- Task details
Each line containing the word "виде" must be reported.
* * * * * * * * *
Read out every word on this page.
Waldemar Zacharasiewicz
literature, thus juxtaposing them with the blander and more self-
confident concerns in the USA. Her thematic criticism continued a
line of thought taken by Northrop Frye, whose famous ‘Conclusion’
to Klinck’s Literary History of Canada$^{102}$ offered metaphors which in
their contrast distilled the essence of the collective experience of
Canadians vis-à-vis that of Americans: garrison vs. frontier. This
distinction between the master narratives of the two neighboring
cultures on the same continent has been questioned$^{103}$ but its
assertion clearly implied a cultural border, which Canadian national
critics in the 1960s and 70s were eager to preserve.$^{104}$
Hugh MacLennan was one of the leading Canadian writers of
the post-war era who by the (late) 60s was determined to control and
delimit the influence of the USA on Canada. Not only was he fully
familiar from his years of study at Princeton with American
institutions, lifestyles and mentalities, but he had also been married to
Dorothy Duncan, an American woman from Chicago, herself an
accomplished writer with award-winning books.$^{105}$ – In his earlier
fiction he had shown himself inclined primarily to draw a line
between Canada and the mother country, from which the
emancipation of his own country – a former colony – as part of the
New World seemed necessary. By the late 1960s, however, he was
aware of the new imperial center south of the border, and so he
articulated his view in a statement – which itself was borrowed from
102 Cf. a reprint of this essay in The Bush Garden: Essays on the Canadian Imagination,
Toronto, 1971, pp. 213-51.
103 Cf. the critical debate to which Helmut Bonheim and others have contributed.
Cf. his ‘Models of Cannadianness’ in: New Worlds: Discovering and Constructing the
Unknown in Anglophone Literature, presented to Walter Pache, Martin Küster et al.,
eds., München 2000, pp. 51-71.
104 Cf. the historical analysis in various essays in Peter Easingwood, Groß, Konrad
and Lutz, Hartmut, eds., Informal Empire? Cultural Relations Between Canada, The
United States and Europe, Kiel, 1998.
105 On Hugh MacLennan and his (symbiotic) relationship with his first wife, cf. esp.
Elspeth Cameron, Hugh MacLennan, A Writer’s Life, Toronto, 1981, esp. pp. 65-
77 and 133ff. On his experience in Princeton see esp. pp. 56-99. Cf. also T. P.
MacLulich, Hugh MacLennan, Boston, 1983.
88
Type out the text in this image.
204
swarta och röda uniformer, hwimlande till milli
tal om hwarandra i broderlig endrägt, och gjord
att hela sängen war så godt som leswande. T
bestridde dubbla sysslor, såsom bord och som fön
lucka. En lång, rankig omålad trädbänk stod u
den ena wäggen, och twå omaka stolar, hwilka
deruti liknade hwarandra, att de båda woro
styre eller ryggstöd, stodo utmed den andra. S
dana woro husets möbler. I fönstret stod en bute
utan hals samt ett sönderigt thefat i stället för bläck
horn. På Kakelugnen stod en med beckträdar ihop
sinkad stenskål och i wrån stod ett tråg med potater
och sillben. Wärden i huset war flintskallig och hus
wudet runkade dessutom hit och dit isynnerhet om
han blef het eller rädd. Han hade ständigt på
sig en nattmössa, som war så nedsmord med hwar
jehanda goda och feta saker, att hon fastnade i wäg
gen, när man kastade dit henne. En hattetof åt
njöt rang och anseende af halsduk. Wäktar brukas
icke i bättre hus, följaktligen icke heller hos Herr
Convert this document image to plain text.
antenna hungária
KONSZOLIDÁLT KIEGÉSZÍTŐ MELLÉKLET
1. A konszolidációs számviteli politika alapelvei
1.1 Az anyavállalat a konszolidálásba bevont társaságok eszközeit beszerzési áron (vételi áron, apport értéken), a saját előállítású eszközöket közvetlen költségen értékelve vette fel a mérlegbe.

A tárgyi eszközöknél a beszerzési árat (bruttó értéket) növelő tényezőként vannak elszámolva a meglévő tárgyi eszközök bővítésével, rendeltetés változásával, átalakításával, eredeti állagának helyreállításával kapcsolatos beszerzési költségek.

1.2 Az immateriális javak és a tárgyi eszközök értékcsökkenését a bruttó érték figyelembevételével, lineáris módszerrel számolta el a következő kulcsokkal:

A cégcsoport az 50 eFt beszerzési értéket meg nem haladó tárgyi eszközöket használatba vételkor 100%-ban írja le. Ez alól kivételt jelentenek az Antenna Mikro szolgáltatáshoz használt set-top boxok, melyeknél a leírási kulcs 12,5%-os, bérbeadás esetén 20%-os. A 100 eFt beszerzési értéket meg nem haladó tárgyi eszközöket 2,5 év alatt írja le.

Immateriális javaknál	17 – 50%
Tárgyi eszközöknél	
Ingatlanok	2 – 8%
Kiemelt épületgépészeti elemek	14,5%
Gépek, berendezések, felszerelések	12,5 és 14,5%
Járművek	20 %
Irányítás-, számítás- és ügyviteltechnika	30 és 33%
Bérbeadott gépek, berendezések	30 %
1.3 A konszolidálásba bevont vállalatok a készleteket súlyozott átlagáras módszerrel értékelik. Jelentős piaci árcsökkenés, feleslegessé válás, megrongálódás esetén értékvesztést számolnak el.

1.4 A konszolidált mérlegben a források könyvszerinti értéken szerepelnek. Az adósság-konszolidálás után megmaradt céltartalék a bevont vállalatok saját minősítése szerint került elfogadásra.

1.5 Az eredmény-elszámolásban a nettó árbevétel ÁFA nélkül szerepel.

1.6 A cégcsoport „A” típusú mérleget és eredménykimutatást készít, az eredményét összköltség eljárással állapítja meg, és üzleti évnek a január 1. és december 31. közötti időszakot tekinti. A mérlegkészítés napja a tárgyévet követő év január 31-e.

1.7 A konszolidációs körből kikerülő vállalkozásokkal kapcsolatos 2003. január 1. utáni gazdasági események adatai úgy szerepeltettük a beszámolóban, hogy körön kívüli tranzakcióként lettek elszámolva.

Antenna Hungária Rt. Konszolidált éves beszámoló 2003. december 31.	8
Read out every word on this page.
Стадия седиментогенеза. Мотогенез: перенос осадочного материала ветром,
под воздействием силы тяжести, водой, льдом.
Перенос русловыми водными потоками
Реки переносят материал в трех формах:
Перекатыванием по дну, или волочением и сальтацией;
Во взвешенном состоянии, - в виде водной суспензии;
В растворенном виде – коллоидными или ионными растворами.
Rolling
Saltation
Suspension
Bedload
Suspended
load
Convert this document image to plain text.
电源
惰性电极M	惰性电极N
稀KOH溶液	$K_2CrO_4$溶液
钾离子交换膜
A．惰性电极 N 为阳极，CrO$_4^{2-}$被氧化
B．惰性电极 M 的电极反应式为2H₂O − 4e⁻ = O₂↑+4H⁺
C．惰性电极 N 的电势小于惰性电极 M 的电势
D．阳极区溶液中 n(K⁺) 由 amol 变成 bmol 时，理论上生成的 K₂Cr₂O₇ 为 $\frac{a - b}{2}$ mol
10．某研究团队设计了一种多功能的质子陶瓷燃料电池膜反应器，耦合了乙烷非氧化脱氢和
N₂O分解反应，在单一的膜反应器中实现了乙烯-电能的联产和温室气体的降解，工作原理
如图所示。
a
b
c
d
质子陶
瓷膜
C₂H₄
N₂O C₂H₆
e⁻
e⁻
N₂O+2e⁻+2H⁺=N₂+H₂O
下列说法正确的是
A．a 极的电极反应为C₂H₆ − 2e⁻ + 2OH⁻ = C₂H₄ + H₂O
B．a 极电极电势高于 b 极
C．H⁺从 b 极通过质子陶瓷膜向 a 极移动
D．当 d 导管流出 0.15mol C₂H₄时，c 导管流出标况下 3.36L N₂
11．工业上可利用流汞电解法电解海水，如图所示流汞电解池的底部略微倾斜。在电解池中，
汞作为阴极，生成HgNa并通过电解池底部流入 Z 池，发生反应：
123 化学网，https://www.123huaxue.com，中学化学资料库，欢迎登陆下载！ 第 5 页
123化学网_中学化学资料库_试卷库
* * * * * * * * *
- The reply
Во взвешенном состоянии, - в виде водной суспензии;
В растворенном виде – коллоидными или ионными растворами.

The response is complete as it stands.